§ Set task
From the line containing "Output the text content of this document." down to the last line of the records below, copy every line exactly. Leave out everything before it.

§ Records supplied
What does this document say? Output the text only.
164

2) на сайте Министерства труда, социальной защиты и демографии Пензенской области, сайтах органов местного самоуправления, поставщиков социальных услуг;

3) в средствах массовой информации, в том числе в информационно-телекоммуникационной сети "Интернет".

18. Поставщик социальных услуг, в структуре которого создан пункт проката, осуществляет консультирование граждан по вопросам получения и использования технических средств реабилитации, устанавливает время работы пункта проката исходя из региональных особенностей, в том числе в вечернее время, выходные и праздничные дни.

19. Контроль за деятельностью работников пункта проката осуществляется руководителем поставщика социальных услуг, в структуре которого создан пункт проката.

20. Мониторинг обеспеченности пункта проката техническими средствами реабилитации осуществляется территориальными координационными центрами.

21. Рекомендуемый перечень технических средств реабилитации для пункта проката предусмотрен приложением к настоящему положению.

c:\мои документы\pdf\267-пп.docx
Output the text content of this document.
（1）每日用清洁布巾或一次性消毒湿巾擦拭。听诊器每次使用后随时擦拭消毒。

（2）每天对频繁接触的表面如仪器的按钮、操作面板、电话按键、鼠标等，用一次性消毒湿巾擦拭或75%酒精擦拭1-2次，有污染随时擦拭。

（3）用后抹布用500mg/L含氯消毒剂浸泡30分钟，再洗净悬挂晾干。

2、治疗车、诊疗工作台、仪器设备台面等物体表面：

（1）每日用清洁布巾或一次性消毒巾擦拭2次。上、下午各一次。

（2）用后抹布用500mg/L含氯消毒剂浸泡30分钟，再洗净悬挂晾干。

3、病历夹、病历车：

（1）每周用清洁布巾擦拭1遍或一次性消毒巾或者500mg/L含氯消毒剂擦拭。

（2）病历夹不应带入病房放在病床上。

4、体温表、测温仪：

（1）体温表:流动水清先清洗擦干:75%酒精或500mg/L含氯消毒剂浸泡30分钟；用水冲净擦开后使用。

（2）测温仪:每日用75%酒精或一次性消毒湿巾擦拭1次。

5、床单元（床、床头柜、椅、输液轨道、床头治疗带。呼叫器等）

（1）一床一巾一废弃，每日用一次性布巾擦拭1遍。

§ Output
Output the text content of this document.
（1）每日用清洁布巾或一次性消毒湿巾擦拭。听诊器每次使用后随时擦拭消毒。

（2）每天对频繁接触的表面如仪器的按钮、操作面板、电话按键、鼠标等，用一次性消毒湿巾擦拭或75%酒精擦拭1-2次，有污染随时擦拭。

（3）用后抹布用500mg/L含氯消毒剂浸泡30分钟，再洗净悬挂晾干。

2、治疗车、诊疗工作台、仪器设备台面等物体表面：

（1）每日用清洁布巾或一次性消毒巾擦拭2次。上、下午各一次。

（2）用后抹布用500mg/L含氯消毒剂浸泡30分钟，再洗净悬挂晾干。

3、病历夹、病历车：

（1）每周用清洁布巾擦拭1遍或一次性消毒巾或者500mg/L含氯消毒剂擦拭。

（2）病历夹不应带入病房放在病床上。

4、体温表、测温仪：

（1）体温表:流动水清先清洗擦干:75%酒精或500mg/L含氯消毒剂浸泡30分钟；用水冲净擦开后使用。

（2）测温仪:每日用75%酒精或一次性消毒湿巾擦拭1次。

5、床单元（床、床头柜、椅、输液轨道、床头治疗带。呼叫器等）

（1）一床一巾一废弃，每日用一次性布巾擦拭1遍。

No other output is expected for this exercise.